%%

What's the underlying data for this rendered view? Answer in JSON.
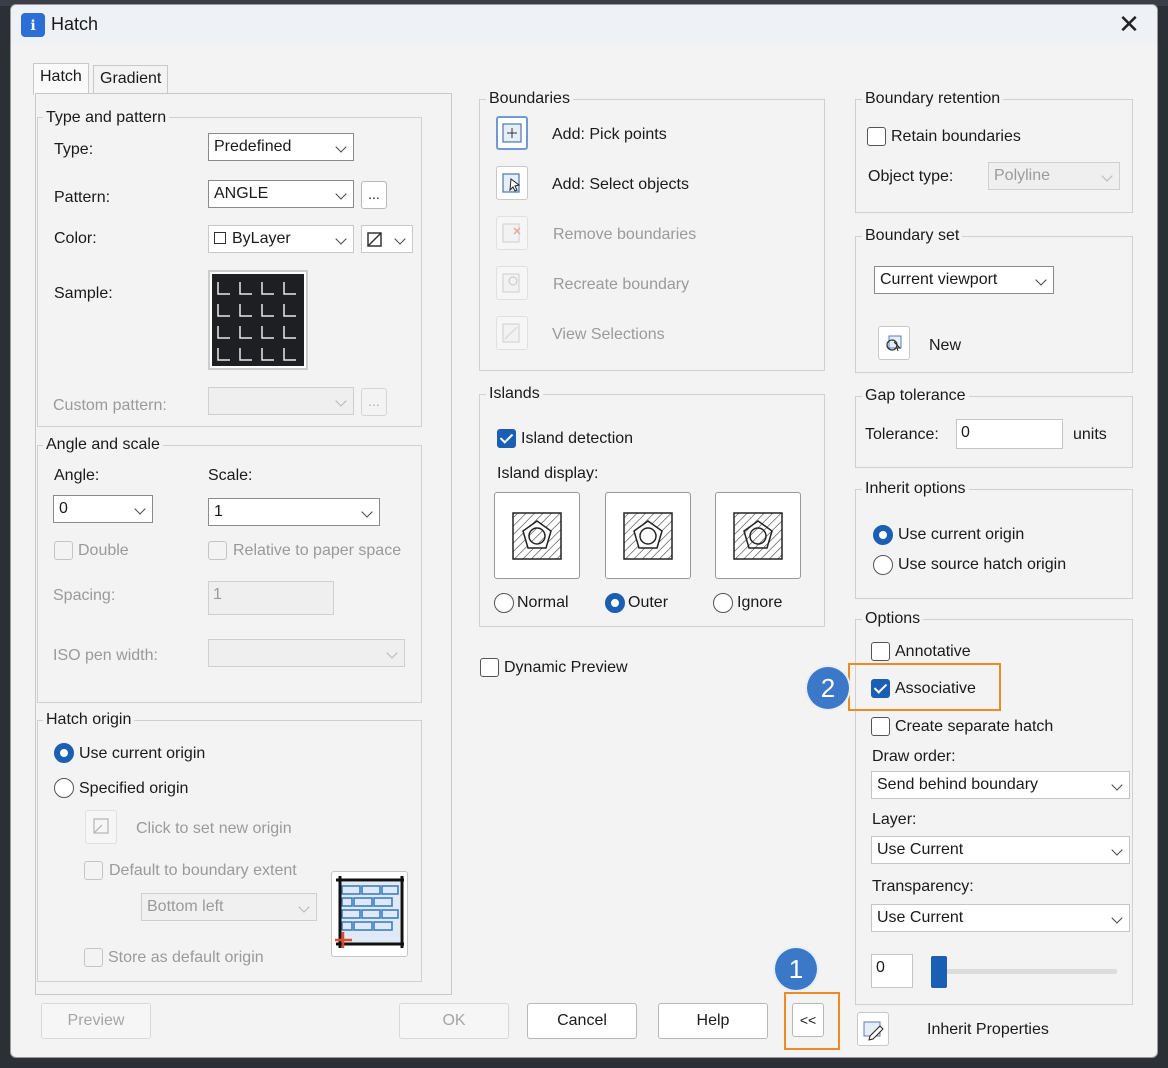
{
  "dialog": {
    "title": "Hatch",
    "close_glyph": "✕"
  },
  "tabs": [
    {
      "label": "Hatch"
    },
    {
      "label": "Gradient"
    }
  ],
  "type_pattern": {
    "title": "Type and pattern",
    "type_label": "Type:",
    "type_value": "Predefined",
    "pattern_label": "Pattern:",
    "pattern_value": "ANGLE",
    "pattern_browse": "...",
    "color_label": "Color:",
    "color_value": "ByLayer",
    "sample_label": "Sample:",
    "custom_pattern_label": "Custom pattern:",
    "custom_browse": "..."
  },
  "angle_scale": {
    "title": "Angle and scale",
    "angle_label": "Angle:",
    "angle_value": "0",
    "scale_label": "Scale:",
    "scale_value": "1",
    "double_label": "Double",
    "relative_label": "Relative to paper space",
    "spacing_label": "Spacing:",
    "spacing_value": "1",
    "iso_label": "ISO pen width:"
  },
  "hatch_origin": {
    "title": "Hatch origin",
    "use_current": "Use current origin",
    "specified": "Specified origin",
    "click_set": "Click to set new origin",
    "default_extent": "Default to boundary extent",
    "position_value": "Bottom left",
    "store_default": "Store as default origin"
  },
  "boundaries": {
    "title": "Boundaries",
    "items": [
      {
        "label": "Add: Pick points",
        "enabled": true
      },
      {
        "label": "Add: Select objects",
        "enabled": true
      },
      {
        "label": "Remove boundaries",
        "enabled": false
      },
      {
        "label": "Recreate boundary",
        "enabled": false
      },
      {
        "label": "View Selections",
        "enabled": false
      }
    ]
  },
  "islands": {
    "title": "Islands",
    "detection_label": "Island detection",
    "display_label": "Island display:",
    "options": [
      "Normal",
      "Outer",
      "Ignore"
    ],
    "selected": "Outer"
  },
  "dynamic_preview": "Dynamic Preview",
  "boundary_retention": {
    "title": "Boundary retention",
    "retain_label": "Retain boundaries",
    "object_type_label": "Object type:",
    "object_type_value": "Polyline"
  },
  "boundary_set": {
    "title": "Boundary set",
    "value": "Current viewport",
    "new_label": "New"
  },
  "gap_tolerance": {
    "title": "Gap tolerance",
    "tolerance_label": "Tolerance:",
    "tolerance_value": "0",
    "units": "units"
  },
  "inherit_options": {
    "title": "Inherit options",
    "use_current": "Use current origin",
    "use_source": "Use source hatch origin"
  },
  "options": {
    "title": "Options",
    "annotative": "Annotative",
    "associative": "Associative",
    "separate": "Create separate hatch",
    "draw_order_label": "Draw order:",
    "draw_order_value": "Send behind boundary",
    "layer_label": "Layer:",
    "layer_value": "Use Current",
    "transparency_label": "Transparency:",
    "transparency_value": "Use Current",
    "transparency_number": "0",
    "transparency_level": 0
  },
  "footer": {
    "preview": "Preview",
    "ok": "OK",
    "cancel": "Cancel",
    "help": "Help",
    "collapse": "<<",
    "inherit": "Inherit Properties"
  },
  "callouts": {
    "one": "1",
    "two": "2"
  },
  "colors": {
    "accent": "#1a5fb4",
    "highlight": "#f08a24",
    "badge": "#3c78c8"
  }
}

%%
%%

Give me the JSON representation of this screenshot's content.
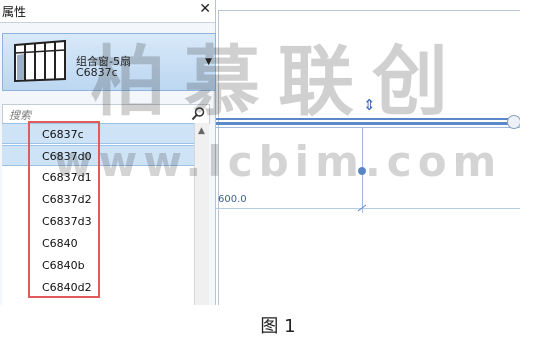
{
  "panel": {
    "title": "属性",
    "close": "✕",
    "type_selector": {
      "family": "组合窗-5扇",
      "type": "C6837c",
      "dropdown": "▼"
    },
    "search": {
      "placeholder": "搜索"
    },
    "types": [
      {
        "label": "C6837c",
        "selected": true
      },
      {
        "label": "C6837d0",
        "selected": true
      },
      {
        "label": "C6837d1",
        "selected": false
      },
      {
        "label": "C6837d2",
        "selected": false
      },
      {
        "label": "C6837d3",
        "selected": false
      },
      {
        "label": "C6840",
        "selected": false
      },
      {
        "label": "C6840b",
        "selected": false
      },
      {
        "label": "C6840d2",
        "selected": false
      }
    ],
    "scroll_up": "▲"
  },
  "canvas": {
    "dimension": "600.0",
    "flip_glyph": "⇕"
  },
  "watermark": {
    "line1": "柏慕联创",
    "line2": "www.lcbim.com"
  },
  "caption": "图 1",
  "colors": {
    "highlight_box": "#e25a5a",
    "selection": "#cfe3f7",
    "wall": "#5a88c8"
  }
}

%%

### Stated task
Determine the number of lines containing "Preview". Write only that number.

### Worked solution
2